▶ **TASK INSTRUCTIONS**
Copy every line from the records below that carries the word "closeup".

Dataset entries:
----

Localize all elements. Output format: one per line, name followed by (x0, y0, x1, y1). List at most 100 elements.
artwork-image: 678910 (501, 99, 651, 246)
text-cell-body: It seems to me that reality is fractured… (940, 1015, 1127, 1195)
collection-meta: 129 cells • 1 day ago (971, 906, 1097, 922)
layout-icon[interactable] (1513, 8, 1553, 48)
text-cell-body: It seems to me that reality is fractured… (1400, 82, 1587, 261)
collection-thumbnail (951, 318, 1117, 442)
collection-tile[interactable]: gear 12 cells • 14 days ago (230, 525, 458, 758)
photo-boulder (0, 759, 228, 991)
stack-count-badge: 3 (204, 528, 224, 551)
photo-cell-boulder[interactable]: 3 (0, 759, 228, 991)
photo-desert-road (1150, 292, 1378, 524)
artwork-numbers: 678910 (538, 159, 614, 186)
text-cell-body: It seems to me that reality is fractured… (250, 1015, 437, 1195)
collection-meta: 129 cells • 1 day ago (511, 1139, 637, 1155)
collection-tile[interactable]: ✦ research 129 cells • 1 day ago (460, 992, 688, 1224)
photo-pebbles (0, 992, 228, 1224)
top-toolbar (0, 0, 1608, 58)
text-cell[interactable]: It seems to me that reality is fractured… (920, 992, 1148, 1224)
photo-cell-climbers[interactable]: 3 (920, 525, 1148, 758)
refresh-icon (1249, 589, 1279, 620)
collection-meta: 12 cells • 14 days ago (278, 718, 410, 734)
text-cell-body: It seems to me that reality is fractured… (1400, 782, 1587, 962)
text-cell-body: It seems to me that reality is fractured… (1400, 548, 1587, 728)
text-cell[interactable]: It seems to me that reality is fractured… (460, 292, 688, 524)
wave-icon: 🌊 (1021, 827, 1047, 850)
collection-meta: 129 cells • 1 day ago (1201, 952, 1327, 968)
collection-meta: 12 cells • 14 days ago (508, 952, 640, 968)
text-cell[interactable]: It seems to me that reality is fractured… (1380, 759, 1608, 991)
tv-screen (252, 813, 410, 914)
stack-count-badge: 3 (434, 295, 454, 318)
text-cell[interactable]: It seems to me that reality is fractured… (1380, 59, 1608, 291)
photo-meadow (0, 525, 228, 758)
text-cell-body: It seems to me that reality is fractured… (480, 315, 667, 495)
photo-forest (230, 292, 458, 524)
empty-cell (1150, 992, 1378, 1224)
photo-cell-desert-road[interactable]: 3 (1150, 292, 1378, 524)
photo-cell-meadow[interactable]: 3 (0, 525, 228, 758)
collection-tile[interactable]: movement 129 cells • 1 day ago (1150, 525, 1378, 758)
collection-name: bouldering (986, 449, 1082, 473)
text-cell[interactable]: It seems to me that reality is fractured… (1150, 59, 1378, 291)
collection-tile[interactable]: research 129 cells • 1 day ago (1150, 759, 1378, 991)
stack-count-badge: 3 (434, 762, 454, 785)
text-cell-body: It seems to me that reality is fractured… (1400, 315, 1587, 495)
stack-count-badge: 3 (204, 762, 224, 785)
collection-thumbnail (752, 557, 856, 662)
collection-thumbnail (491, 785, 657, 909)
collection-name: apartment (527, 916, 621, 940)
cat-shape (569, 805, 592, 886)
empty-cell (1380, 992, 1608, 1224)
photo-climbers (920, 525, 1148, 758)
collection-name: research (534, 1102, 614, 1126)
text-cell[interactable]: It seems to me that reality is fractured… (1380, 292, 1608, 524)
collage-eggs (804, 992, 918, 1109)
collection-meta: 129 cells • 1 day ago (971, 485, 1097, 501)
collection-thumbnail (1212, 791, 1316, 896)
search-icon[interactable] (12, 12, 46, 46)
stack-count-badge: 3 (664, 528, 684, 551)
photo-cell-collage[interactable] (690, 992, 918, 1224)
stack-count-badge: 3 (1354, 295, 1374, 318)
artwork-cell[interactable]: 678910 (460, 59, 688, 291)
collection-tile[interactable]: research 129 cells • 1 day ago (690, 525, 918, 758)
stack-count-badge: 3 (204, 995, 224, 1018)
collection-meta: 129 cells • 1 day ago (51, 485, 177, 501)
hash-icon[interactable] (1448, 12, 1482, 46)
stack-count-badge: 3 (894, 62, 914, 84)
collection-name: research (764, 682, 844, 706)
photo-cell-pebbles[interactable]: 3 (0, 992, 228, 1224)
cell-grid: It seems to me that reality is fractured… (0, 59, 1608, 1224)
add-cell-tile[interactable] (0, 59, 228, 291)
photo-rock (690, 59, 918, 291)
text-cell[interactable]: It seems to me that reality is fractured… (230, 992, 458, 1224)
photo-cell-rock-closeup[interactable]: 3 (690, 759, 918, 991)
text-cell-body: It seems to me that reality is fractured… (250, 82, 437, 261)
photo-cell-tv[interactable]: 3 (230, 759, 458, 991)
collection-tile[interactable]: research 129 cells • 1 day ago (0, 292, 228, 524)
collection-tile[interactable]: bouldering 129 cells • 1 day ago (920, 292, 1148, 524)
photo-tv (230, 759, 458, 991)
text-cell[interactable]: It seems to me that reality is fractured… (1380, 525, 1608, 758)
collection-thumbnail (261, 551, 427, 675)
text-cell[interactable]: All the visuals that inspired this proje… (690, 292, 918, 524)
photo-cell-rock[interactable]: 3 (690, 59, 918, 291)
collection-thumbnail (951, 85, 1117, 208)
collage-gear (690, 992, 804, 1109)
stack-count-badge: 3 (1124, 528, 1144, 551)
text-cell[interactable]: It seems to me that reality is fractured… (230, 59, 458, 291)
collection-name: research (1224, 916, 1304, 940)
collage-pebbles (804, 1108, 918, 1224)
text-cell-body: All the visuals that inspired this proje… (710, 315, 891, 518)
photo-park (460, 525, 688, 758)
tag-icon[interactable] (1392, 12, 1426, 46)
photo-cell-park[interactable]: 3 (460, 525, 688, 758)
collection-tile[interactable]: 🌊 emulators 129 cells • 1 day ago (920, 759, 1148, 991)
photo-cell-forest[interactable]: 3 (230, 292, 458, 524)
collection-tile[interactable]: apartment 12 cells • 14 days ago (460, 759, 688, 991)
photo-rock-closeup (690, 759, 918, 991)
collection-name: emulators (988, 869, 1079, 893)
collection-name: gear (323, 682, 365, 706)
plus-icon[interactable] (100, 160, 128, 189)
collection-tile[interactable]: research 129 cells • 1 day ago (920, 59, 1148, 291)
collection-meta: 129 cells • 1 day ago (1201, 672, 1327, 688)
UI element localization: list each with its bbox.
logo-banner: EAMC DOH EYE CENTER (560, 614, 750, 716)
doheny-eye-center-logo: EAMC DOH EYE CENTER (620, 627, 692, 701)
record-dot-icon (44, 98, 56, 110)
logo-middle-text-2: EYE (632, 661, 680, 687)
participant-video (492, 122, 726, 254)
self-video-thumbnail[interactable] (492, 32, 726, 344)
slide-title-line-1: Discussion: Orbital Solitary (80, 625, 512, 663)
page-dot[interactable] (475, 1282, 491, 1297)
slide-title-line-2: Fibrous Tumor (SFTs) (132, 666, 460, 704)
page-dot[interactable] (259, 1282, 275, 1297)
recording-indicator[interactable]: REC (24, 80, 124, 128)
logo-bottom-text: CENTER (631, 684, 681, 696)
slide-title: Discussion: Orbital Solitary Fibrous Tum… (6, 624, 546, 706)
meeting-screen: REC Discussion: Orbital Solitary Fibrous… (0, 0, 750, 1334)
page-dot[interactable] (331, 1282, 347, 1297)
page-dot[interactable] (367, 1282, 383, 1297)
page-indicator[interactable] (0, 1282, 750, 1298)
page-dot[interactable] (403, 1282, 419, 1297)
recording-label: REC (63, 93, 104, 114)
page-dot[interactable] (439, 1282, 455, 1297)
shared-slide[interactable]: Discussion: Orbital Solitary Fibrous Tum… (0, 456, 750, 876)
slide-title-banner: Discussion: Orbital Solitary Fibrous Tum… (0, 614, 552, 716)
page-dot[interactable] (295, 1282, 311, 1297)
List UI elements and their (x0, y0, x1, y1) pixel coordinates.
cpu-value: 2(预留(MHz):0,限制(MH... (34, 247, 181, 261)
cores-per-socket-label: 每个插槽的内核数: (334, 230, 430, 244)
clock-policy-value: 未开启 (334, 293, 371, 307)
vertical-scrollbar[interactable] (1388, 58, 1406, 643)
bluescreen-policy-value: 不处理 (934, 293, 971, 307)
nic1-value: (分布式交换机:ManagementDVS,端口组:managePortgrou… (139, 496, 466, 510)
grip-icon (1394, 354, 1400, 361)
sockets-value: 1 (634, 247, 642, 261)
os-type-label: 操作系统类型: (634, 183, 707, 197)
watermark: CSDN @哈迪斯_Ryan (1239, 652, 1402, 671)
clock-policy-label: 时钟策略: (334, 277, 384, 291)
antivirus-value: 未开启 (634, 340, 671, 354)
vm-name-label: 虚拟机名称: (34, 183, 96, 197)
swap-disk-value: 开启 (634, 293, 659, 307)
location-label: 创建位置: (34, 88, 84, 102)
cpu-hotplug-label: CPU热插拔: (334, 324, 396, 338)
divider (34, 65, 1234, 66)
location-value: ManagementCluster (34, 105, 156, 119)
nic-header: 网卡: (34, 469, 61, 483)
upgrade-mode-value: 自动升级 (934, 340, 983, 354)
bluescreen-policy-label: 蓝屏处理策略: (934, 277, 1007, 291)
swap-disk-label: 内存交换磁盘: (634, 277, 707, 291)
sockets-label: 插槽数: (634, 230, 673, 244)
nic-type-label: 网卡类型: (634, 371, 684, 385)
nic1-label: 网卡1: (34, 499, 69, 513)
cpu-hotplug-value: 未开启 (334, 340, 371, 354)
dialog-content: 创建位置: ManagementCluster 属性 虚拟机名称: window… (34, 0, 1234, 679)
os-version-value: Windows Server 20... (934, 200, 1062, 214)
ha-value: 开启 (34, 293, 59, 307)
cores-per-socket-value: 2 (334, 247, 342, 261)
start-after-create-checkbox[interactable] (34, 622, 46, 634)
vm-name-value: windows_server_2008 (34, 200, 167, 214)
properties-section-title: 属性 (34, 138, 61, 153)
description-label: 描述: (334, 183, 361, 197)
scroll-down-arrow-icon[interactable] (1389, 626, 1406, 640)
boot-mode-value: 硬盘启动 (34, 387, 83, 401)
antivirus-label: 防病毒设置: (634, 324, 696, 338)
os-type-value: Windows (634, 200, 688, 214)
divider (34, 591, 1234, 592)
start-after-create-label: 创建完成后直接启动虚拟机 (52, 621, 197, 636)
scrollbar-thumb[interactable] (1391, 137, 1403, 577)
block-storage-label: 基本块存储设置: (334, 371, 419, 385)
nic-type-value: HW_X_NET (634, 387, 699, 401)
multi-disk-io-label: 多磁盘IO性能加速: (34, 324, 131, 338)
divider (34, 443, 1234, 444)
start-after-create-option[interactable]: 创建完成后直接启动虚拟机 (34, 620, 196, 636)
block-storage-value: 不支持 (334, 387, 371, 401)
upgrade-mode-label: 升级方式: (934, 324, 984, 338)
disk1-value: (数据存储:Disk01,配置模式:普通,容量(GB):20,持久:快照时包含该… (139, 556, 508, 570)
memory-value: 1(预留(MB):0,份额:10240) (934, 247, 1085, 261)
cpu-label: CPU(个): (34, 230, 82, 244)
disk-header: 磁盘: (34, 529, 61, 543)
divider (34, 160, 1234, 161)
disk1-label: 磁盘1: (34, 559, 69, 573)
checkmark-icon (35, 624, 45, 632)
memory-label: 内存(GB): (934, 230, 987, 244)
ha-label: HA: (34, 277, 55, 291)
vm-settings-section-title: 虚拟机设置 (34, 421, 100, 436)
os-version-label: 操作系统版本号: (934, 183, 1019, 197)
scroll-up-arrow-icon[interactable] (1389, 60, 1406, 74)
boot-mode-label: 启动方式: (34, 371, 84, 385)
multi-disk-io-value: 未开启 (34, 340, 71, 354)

----

▶ **TASK RESULT**
photo-cell-rock-closeup[interactable]: 3 (690, 759, 918, 991)
photo-rock-closeup (690, 759, 918, 991)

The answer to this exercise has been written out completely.